Stored data —
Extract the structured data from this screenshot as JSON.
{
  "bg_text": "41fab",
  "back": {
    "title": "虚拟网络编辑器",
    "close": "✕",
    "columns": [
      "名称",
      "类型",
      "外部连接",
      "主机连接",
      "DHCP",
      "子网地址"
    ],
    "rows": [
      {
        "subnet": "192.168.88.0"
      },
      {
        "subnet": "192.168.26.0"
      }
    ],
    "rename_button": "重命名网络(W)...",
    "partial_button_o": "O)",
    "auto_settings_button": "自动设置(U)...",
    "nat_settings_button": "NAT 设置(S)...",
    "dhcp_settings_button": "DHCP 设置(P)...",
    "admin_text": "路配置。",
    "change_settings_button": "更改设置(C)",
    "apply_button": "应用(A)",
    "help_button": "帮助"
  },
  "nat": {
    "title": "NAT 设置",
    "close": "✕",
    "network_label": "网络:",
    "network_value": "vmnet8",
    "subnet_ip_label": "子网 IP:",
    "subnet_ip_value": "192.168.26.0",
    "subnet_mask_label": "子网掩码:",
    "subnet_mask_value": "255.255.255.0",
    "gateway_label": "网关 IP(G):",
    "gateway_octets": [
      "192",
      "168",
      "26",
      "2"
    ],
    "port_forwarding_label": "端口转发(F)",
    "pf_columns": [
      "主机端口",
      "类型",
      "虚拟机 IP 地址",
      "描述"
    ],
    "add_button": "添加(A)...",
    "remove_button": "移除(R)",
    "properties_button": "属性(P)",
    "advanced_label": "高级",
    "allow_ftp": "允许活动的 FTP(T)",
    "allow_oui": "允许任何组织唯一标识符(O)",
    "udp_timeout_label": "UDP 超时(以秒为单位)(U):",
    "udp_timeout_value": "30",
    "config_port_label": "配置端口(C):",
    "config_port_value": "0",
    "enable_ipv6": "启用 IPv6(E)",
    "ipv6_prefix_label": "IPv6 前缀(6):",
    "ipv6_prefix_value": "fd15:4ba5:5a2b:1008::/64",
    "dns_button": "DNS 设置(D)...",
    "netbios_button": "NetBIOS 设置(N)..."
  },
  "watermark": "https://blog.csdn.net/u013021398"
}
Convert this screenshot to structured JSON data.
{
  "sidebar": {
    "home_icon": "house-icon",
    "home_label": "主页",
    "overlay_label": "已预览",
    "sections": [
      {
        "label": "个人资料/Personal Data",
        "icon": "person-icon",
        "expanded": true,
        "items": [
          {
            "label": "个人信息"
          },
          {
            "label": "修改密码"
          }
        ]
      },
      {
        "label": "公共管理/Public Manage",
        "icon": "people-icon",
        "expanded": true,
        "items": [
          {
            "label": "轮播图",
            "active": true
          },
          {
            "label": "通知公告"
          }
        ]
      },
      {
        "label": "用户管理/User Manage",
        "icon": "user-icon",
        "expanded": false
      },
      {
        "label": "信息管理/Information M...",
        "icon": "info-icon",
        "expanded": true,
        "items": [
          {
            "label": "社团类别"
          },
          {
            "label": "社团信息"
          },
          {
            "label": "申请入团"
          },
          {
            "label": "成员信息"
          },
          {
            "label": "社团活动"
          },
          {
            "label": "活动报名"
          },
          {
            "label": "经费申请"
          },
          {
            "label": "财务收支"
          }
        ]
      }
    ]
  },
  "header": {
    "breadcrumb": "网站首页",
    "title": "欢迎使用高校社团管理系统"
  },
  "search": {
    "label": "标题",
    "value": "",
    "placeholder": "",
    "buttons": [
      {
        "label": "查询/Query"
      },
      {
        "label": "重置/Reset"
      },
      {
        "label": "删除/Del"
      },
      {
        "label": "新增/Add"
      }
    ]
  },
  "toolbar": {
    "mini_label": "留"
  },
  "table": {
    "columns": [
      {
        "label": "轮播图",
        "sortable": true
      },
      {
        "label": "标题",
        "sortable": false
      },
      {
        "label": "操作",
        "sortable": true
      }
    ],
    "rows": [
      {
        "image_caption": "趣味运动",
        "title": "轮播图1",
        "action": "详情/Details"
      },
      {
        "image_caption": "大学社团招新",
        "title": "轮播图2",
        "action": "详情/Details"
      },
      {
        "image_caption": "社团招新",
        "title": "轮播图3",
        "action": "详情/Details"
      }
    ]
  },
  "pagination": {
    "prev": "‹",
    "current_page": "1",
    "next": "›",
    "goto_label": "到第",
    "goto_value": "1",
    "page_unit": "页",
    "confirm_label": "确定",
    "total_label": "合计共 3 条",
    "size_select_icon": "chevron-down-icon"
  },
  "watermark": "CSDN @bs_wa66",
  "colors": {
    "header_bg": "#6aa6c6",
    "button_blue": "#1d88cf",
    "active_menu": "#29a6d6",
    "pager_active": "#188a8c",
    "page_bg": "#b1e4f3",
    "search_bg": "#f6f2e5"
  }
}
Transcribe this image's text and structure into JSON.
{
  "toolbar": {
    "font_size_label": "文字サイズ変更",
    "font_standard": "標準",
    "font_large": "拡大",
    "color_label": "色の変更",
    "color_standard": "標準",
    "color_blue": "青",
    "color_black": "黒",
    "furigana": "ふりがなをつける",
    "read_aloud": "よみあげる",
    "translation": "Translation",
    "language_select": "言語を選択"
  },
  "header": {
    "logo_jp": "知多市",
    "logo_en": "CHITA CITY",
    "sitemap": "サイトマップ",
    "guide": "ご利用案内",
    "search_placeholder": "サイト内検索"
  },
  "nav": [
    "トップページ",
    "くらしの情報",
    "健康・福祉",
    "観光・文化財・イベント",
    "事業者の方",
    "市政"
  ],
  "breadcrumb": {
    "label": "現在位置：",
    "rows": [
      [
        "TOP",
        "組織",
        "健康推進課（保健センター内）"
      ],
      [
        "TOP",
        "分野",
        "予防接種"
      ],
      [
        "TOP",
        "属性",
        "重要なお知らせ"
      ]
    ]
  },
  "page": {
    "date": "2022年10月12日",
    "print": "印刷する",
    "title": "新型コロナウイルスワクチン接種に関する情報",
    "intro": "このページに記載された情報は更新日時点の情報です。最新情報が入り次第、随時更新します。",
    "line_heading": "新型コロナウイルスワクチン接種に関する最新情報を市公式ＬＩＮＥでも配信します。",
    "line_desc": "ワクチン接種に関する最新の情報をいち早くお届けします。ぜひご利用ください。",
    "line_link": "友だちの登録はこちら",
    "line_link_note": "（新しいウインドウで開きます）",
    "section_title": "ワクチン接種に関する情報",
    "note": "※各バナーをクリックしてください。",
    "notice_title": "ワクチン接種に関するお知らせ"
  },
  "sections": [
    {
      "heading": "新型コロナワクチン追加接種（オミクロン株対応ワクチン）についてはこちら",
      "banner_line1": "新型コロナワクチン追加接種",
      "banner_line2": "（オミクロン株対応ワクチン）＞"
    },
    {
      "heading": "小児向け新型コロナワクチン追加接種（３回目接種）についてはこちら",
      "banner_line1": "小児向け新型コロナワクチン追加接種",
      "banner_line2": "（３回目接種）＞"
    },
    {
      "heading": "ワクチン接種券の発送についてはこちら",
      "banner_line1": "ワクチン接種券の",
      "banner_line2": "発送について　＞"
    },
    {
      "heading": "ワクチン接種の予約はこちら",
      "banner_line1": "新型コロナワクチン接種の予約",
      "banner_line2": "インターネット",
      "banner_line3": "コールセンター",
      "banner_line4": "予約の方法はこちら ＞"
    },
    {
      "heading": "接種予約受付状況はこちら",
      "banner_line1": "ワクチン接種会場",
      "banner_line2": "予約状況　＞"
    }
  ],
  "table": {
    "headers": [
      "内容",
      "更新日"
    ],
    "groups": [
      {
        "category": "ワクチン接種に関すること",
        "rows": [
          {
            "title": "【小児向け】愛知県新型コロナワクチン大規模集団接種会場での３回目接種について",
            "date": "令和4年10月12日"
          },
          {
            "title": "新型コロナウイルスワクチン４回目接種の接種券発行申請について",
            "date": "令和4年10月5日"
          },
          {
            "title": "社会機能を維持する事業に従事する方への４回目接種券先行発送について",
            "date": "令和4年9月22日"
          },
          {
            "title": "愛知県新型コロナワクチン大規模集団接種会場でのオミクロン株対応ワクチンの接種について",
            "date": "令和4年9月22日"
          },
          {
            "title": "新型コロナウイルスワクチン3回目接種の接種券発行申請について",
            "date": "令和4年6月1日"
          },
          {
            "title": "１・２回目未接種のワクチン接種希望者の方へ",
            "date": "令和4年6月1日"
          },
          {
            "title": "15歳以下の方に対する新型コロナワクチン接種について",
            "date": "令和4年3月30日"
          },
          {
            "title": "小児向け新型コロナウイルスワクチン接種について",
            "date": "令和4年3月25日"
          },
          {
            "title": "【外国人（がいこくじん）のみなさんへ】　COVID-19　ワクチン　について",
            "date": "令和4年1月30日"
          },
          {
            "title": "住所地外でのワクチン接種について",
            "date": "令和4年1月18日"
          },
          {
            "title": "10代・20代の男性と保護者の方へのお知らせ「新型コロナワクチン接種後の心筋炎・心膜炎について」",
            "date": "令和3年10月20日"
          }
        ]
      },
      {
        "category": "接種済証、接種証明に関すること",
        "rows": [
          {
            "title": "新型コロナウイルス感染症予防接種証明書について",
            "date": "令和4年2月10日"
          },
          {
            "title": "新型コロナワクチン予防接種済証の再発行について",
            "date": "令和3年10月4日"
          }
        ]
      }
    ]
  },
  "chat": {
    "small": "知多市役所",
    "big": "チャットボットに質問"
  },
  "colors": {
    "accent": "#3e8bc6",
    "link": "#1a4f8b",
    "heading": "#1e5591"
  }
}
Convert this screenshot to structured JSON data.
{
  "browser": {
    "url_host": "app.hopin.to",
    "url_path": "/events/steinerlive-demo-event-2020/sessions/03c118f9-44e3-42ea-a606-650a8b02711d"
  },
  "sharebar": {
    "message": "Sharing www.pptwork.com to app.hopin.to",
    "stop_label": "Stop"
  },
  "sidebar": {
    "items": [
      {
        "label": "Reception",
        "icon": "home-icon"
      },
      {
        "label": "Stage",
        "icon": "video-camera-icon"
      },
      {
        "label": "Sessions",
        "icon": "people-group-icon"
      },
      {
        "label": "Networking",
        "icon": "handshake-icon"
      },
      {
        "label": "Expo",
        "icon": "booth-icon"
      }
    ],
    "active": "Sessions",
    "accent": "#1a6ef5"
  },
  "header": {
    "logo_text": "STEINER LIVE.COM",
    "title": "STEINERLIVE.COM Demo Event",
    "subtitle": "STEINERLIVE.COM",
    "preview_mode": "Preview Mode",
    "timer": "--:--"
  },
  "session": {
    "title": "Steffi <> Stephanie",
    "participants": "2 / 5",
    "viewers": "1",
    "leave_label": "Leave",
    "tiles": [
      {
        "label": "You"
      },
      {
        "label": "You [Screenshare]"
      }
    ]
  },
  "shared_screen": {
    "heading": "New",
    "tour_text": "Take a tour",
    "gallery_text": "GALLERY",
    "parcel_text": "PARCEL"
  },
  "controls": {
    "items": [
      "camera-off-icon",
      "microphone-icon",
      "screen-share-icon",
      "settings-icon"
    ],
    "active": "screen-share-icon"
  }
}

JOB —
Only lines holding the string "JSON" are wanted; gather each one from the entries above.

THE REPLY —
Extract the structured data from this screenshot as JSON.
Convert this screenshot to structured JSON data.
Transcribe this image's text and structure into JSON.
Convert this screenshot to structured JSON data.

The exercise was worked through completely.